(Task set):
(1) In the loan participation excerpt, which section assigns the meaning of "Transferred Interest"?
(2) Reproduce the listing from the line with "dvt-table-panel: Incidence of" to the line with "reference-item: *Use of", substituting "citation-source" for "reference-source" and keeping everything else unchanged. Output only those lines.

--- BEGIN Document extract ---

For the avoidance of doubt, the Participant acknowledges and agrees that Seller’s Interest does not
include, and the Participant shall have no interest in, any amounts payable to the Seller under the
Management Agreement, the Development Agreement or otherwise to the extent such amounts are
unrelated to or do not arise with respect to the Loans, such as amounts payable with respect to
management and other fees, indemnification obligations, and other loans or financial
accommodations.
“Trade Date” means, with respect to any Loan, the date on which either (a) the
Participant executes the relevant Certificate without making any alteration thereto or (b) the
Seller accepts a Certificate that has been altered and executed by the Participant.
“Transferred Interest” shall have the meaning assigned to such term in Section
2(a) hereof.
2. Participation Offer and Acceptance.

--- END Document extract ---
--- BEGIN Exercise material ---

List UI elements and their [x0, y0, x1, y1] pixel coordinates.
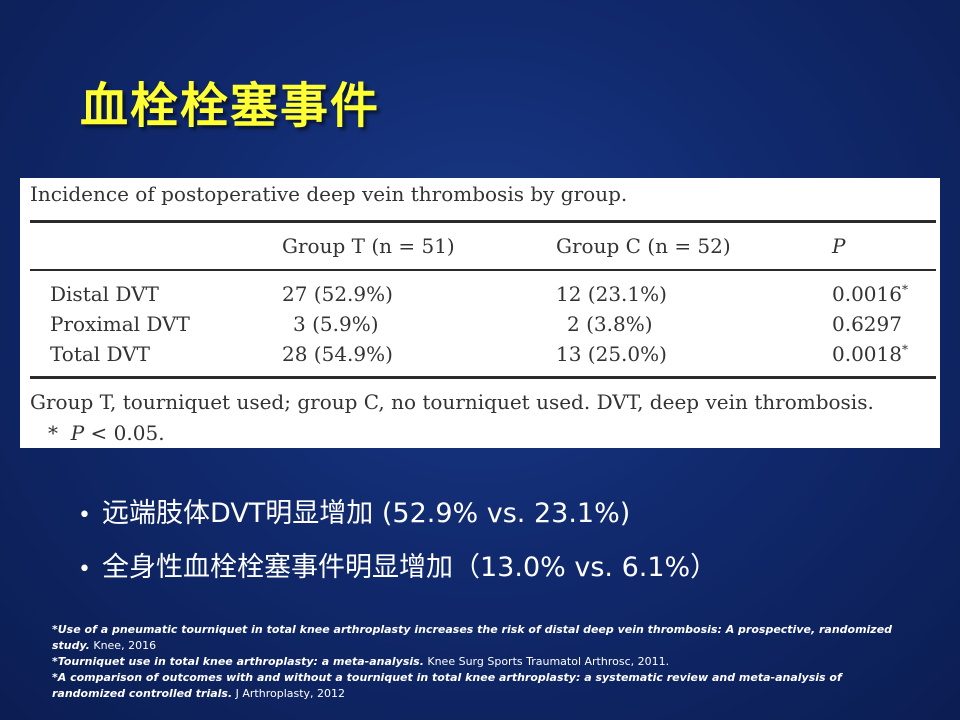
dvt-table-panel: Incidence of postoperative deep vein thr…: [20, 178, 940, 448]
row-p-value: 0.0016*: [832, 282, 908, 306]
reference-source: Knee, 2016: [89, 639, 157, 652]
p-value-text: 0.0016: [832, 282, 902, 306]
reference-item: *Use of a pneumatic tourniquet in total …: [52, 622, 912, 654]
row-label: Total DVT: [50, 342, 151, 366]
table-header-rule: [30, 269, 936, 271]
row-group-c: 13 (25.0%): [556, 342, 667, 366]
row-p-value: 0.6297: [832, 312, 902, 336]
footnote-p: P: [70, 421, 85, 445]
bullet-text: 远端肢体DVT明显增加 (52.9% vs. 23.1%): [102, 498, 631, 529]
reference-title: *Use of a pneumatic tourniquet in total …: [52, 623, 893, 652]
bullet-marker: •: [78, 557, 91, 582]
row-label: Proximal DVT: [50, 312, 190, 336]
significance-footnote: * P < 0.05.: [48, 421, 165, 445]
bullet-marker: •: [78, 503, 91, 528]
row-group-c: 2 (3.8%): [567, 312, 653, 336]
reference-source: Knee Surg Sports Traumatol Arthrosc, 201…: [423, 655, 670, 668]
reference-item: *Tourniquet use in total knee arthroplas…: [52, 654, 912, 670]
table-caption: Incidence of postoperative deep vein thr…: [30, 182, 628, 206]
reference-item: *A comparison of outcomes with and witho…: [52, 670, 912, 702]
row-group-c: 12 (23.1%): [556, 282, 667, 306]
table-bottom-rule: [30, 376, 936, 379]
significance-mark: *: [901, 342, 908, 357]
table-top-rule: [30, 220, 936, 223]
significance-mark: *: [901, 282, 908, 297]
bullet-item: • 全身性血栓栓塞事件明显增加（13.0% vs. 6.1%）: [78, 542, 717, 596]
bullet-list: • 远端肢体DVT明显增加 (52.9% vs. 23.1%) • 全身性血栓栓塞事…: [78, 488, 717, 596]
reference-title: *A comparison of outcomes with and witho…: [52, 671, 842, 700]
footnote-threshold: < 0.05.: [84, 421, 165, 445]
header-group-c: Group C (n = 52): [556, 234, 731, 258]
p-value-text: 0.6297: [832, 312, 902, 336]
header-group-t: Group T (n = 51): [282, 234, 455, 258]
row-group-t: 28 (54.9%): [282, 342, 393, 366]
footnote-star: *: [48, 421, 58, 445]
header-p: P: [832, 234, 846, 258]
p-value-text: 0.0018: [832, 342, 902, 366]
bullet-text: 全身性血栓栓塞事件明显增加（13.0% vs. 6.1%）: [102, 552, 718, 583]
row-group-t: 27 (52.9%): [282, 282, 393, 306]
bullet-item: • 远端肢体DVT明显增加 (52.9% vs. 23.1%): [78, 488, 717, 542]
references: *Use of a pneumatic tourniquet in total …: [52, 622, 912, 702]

--- END Exercise material ---

(Exercise answers):
(1) Section 2(a)

(2)
dvt-table-panel: Incidence of postoperative deep vein thr…: [20, 178, 940, 448]
row-p-value: 0.0016*: [832, 282, 908, 306]
citation-source: Knee, 2016: [89, 639, 157, 652]
p-value-text: 0.0016: [832, 282, 902, 306]
reference-item: *Use of a pneumatic tourniquet in total …: [52, 622, 912, 654]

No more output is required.